**** Recorded data

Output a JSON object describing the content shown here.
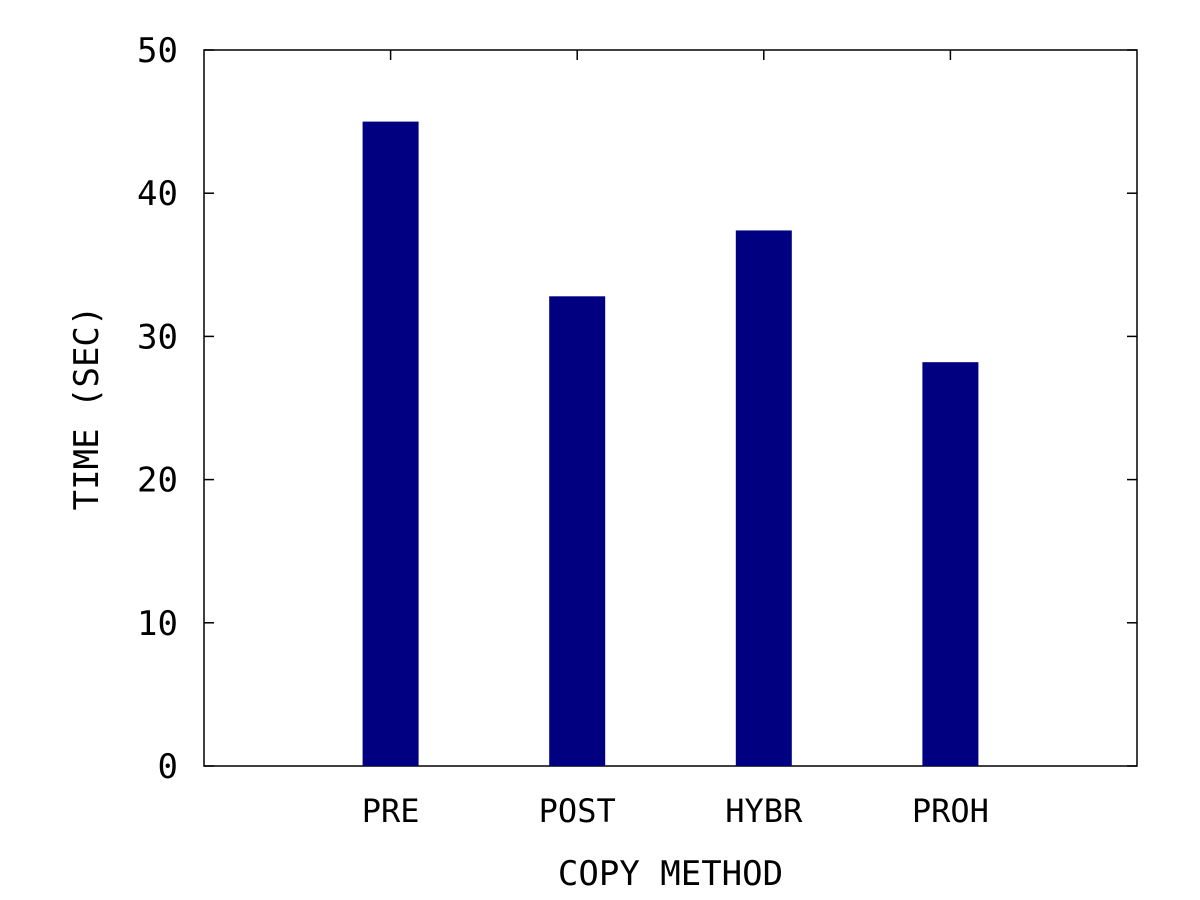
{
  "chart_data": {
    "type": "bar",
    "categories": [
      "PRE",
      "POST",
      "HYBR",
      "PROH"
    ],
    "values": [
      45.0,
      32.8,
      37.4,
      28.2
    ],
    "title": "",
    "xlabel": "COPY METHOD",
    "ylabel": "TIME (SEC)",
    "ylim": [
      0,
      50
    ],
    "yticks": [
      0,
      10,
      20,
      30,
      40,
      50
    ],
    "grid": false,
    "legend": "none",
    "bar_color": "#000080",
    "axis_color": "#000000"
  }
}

********

▸ **The request**
Give the entries again without a single change, but with no pictures.

▸ **Written solution**
Output a JSON object describing the content shown here.
{
  "chart_data": {
    "type": "bar",
    "categories": [
      "PRE",
      "POST",
      "HYBR",
      "PROH"
    ],
    "values": [
      45.0,
      32.8,
      37.4,
      28.2
    ],
    "title": "",
    "xlabel": "COPY METHOD",
    "ylabel": "TIME (SEC)",
    "ylim": [
      0,
      50
    ],
    "yticks": [
      0,
      10,
      20,
      30,
      40,
      50
    ],
    "grid": false,
    "legend": "none",
    "bar_color": "#000080",
    "axis_color": "#000000"
  }
}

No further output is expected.